Во-вторых, философия, которая предается субстанциализации категории Истины, уступает по поводу множественности имен истины, по поводу временного и переменного измерения этих имен. Теоремы, принципы, высказывания, императив, красота, закон — таковы некоторые из этих имен. Но если Истина есть, то тогда имеется только одно истинное имя, вечное имя. Конечно же, вечность остается атрибутом категории Истины. Но этот атрибут законен, лишь поскольку сама категория пуста, потому что она — не что иное, как операция. Если категория свидетельствует о присутствии, то вечность спроецирована на несоответствие имен. Она устанавливает единственное Имя, и это Имя неизбежно оказывается священным. Сакрализация имени удваивает экстаз места.
Эта сакрализация, конечно, перегружает идею Блага у Платона. У идеи Блага есть две философски законные функции:
— вне усии она указывает на Истину как на предел. Она, следовательно, именует вторую часть клещей Истины (первая есть разумность);
— она указывает на тот существенный пункт, что нет Истины Истины. Имеется точка остановки, нерефлексивная точка, пустая инаковость.
Но идея Блага имеет и третью функцию — незаконную, чрезмерную, сомнительную. Это происходит, когда она действует как единственное и священное имя, к которому подвешена любая истина. Здесь преодолена, превышена, ниспровергнута строгость философской операции.
В-третьих, наконец, когда она воображает, что происходит от истины, философия уступает по поводу своей сдержанности, своих критических достоинств. Она становится тревожным предписанием, смутным и тираническим приказанием. Почему? Потому что тогда философия заявляет, что категория Истины явлена в присутствие. И так как это присутствие — присутствие самой Истины, то, что находится вне присутствия, подпадает императиву уничтожения.
Поясним. Философия, выведенная вне своей операции, говорит: «Пустота Истины есть присутствие». Хорошо. Но эта пустота действительно пуста, ибо философия не есть истинностная процедура, она не есть ни наука, ни искусство, ни политика, ни любовь. Итак, эта реальная пустота возвращается в бытие, но как то, что, в глазах философии, находится вне Истины, если Истина есть присутствие. Что-то бытийное представляет себя в качестве внешнего Истине, и, стало быть, что-то бытийное представляет себя в качестве не должного быть. Когда философия есть философия присутствия Истины, присутствия, помещенного по ту сторону истин, тогда она с необходимостью гласит: вот это, то, что есть, не должно быть. Предполагаемое явление в присутствие пустоты Истины сопровождается законом смерти.
Высказывание, что вот это, то, что есть, не должно быть, или что вот это, что представлено, в своем бытии лишь ничто, на самом деле сродни террору. Сущность такого террора в том, чтобы заявить об обязанности не быть того, что есть. Философия, когда она выведена вовне своей операции искушением, которое вызывает у нее идея субстанциональности Истины, порождает террор, точно так же как она порождает экстаз места и святость имени.
Именно этот узел тройного эффекта: экстаза, священного и террора, я и зову катастрофой. Речь идет о катастрофе, свойственной мысли. Но всякая эмпирическая катастрофа берет свое начало в катастрофе мысли. В основе любой катастрофы лежит субстанциализация Истины, то есть «нелегальный» переход от Истины как пустой операции к истине как пришествию в присутствие самой пустоты.
Тем самым философия подвергает катастрофе. Обоюдно и всякая реальная катастрофа, особенно историческая, содержит философему, которая завязывает экстаз, священное и террор.

ИСХОДНЫЕ ДАННЫЕ:

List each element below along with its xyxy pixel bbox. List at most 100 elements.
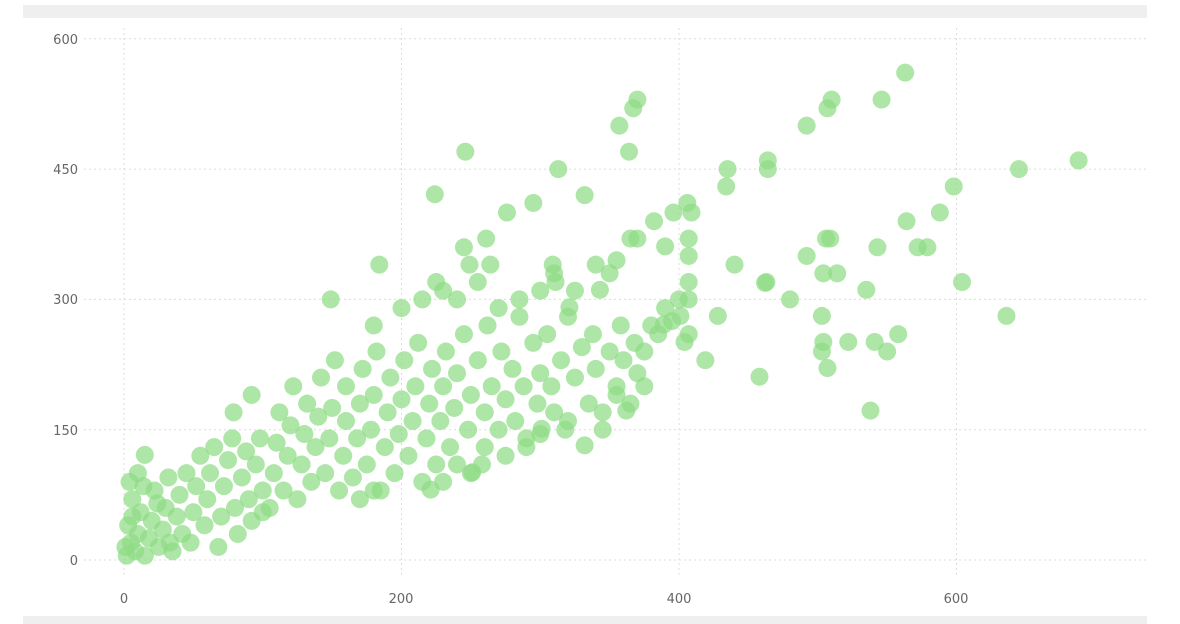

...

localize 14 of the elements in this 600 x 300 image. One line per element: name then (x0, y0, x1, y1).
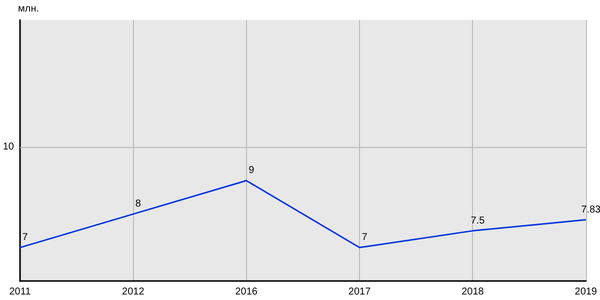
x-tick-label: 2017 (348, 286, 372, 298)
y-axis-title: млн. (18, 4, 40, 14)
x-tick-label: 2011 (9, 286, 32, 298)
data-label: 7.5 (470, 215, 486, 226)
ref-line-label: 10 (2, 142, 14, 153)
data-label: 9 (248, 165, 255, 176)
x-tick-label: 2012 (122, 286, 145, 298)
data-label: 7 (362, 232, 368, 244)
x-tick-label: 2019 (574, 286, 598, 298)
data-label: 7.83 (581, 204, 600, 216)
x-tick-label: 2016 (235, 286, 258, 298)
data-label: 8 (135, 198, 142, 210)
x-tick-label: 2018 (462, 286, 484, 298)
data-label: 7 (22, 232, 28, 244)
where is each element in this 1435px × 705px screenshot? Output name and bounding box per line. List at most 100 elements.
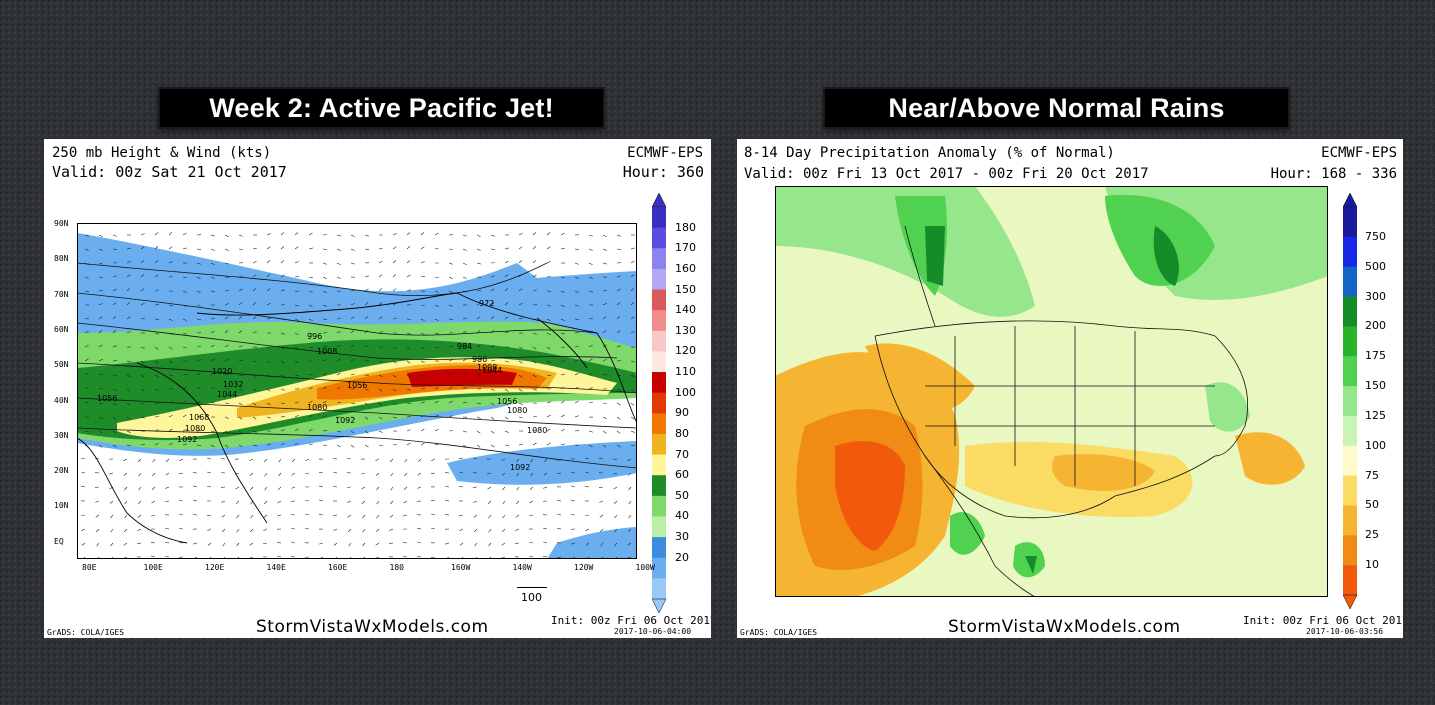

ЗАДАНИЯ ДЛЯ ВЫПОЛНЕНИЯ:
1. Ответьте по отрывку о субстанциализации Истины:
(a) Какие имена истины перечислены в отрывке?
(b) В чем состоят две философски законные функции идеи Блага?
(c) Что автор называет катастрофой?
2. Продолжите отрывок о субстанциализации Истины, начав сразу после его последнего предложения.

ПИСЬМЕННЫЕ ОТВЕТЫ:
1.
(a) Теоремы, принципы, высказывания, императив, красота, закон.
(b) Вне усии идея Блага указывает на Истину как на предел и тем самым именует вторую часть клещей Истины; кроме того, она указывает на тот существенный пункт, что нет Истины Истины.
(c) Узел тройного эффекта: экстаза, священного и террора.

2.
Встречаются могущественные и броские формы подобных философем. Новый пролетарий сталинского марксизма, воплощающий историчностное предначертание немецкий народ национал-социализма суть философемы, доведенные до неслыханных эффектов террора против того, что не имеет права быть (враг народа, еврей, коммунист…), и провозглашающие экстаз места (немецкая земля, родина социализма) и священные имена (фюрер, отец народов).
Но встречаются также и слабые и неявные формы.
Цивилизованный человек парламентских демократий — тоже катастрофическая философема. Место здесь называется экстатически (Запад), имя освящается как единственное (рынок, демократия), а террор осуществляется против того, что есть, но чего не должно быть: обнищавшей планеты, далекого бунтаря, чужака Западу, кочевника-мигранта, радикальная заброшенность которого подталкивает его к разбогатевшим метрополиям.
Таковы эмпирические, исторические предназначения катастрофических философем, которым выпало свершиться.
Но откуда в самой философии происходит катастрофическое преступание категориальной операции? Какое внутреннее напряжение смещает философию, место мысли, в котором совершается охват истин, в сторону схемы присутствия Истины, чреватой катастрофой?
Ключ к этой проблеме лежит в природе и степени конфликтного отношения между философией и софистикой.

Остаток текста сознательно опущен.